━━ Records supplied ━━
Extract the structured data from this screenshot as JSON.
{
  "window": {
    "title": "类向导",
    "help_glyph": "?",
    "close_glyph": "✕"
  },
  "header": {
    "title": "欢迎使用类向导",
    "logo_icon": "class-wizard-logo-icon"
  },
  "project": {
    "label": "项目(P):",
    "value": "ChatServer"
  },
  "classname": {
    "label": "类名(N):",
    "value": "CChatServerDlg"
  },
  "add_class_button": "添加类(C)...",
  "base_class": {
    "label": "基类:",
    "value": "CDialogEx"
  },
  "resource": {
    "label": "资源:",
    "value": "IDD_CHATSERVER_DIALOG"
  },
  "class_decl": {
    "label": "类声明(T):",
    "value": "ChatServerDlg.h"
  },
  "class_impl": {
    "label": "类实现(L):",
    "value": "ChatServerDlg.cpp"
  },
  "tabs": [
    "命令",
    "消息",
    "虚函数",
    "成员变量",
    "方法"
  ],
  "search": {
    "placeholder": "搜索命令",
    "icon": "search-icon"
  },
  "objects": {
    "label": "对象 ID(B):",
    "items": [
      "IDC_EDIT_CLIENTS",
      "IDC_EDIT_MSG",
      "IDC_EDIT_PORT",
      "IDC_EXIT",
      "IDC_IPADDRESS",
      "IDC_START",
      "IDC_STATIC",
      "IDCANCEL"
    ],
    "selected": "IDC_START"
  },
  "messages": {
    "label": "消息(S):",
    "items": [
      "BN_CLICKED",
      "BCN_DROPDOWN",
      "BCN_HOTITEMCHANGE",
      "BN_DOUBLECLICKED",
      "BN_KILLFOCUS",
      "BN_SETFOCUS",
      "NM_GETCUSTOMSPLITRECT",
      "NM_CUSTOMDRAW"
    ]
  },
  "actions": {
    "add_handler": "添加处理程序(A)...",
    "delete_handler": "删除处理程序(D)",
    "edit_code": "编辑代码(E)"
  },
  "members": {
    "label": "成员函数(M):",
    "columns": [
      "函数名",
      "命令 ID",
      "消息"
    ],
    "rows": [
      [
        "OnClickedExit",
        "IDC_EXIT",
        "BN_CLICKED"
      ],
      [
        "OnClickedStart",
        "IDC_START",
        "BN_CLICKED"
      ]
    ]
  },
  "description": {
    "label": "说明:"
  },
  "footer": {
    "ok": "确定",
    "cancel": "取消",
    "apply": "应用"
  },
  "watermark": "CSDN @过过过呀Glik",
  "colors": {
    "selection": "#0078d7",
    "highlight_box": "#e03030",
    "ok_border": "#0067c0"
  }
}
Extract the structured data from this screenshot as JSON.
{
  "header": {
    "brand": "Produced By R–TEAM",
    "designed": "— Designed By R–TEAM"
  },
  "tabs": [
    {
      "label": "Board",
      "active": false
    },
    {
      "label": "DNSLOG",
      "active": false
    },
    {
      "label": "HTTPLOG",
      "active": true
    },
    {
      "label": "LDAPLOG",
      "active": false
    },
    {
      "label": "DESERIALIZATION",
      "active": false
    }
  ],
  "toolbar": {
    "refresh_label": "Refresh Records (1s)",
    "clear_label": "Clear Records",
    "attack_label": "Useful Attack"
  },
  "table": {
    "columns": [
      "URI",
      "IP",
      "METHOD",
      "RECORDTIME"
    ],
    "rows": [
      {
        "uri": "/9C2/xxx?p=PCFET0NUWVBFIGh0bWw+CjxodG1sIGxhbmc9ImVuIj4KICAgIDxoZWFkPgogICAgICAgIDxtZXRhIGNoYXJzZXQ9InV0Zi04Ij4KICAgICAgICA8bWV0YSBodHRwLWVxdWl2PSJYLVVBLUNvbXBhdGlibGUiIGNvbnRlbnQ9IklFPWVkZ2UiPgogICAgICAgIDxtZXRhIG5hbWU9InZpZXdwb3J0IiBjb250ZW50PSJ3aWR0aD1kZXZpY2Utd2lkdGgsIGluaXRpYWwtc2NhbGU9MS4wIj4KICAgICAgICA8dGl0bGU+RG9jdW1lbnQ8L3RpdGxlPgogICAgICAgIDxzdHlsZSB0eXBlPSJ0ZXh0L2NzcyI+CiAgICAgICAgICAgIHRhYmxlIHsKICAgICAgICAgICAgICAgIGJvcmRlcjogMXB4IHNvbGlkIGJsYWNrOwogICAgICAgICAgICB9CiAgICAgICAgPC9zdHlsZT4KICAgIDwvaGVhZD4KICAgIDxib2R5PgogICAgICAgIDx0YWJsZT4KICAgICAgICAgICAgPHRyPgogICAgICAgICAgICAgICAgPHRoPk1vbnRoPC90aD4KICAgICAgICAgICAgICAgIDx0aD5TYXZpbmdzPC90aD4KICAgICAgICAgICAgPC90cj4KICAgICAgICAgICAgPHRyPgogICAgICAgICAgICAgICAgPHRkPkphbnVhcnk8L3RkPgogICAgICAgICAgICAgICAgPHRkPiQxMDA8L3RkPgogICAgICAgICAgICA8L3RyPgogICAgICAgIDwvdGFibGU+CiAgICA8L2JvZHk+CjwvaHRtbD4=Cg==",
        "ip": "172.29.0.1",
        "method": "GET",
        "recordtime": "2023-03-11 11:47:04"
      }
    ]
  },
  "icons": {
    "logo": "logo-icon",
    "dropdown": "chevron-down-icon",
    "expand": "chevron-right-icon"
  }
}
━━━
Extract the complete set of records unchanged.

Extract the structured data from this screenshot as JSON.
{
  "window": {
    "title": "类向导",
    "help_glyph": "?",
    "close_glyph": "✕"
  },
  "header": {
    "title": "欢迎使用类向导",
    "logo_icon": "class-wizard-logo-icon"
  },
  "project": {
    "label": "项目(P):",
    "value": "ChatServer"
  },
  "classname": {
    "label": "类名(N):",
    "value": "CChatServerDlg"
  },
  "add_class_button": "添加类(C)...",
  "base_class": {
    "label": "基类:",
    "value": "CDialogEx"
  },
  "resource": {
    "label": "资源:",
    "value": "IDD_CHATSERVER_DIALOG"
  },
  "class_decl": {
    "label": "类声明(T):",
    "value": "ChatServerDlg.h"
  },
  "class_impl": {
    "label": "类实现(L):",
    "value": "ChatServerDlg.cpp"
  },
  "tabs": [
    "命令",
    "消息",
    "虚函数",
    "成员变量",
    "方法"
  ],
  "search": {
    "placeholder": "搜索命令",
    "icon": "search-icon"
  },
  "objects": {
    "label": "对象 ID(B):",
    "items": [
      "IDC_EDIT_CLIENTS",
      "IDC_EDIT_MSG",
      "IDC_EDIT_PORT",
      "IDC_EXIT",
      "IDC_IPADDRESS",
      "IDC_START",
      "IDC_STATIC",
      "IDCANCEL"
    ],
    "selected": "IDC_START"
  },
  "messages": {
    "label": "消息(S):",
    "items": [
      "BN_CLICKED",
      "BCN_DROPDOWN",
      "BCN_HOTITEMCHANGE",
      "BN_DOUBLECLICKED",
      "BN_KILLFOCUS",
      "BN_SETFOCUS",
      "NM_GETCUSTOMSPLITRECT",
      "NM_CUSTOMDRAW"
    ]
  },
  "actions": {
    "add_handler": "添加处理程序(A)...",
    "delete_handler": "删除处理程序(D)",
    "edit_code": "编辑代码(E)"
  },
  "members": {
    "label": "成员函数(M):",
    "columns": [
      "函数名",
      "命令 ID",
      "消息"
    ],
    "rows": [
      [
        "OnClickedExit",
        "IDC_EXIT",
        "BN_CLICKED"
      ],
      [
        "OnClickedStart",
        "IDC_START",
        "BN_CLICKED"
      ]
    ]
  },
  "description": {
    "label": "说明:"
  },
  "footer": {
    "ok": "确定",
    "cancel": "取消",
    "apply": "应用"
  },
  "watermark": "CSDN @过过过呀Glik",
  "colors": {
    "selection": "#0078d7",
    "highlight_box": "#e03030",
    "ok_border": "#0067c0"
  }
}
Extract the structured data from this screenshot as JSON.
{
  "header": {
    "brand": "Produced By R–TEAM",
    "designed": "— Designed By R–TEAM"
  },
  "tabs": [
    {
      "label": "Board",
      "active": false
    },
    {
      "label": "DNSLOG",
      "active": false
    },
    {
      "label": "HTTPLOG",
      "active": true
    },
    {
      "label": "LDAPLOG",
      "active": false
    },
    {
      "label": "DESERIALIZATION",
      "active": false
    }
  ],
  "toolbar": {
    "refresh_label": "Refresh Records (1s)",
    "clear_label": "Clear Records",
    "attack_label": "Useful Attack"
  },
  "table": {
    "columns": [
      "URI",
      "IP",
      "METHOD",
      "RECORDTIME"
    ],
    "rows": [
      {
        "uri": "/9C2/xxx?p=PCFET0NUWVBFIGh0bWw+CjxodG1sIGxhbmc9ImVuIj4KICAgIDxoZWFkPgogICAgICAgIDxtZXRhIGNoYXJzZXQ9InV0Zi04Ij4KICAgICAgICA8bWV0YSBodHRwLWVxdWl2PSJYLVVBLUNvbXBhdGlibGUiIGNvbnRlbnQ9IklFPWVkZ2UiPgogICAgICAgIDxtZXRhIG5hbWU9InZpZXdwb3J0IiBjb250ZW50PSJ3aWR0aD1kZXZpY2Utd2lkdGgsIGluaXRpYWwtc2NhbGU9MS4wIj4KICAgICAgICA8dGl0bGU+RG9jdW1lbnQ8L3RpdGxlPgogICAgICAgIDxzdHlsZSB0eXBlPSJ0ZXh0L2NzcyI+CiAgICAgICAgICAgIHRhYmxlIHsKICAgICAgICAgICAgICAgIGJvcmRlcjogMXB4IHNvbGlkIGJsYWNrOwogICAgICAgICAgICB9CiAgICAgICAgPC9zdHlsZT4KICAgIDwvaGVhZD4KICAgIDxib2R5PgogICAgICAgIDx0YWJsZT4KICAgICAgICAgICAgPHRyPgogICAgICAgICAgICAgICAgPHRoPk1vbnRoPC90aD4KICAgICAgICAgICAgICAgIDx0aD5TYXZpbmdzPC90aD4KICAgICAgICAgICAgPC90cj4KICAgICAgICAgICAgPHRyPgogICAgICAgICAgICAgICAgPHRkPkphbnVhcnk8L3RkPgogICAgICAgICAgICAgICAgPHRkPiQxMDA8L3RkPgogICAgICAgICAgICA8L3RyPgogICAgICAgIDwvdGFibGU+CiAgICA8L2JvZHk+CjwvaHRtbD4=Cg==",
        "ip": "172.29.0.1",
        "method": "GET",
        "recordtime": "2023-03-11 11:47:04"
      }
    ]
  },
  "icons": {
    "logo": "logo-icon",
    "dropdown": "chevron-down-icon",
    "expand": "chevron-right-icon"
  }
}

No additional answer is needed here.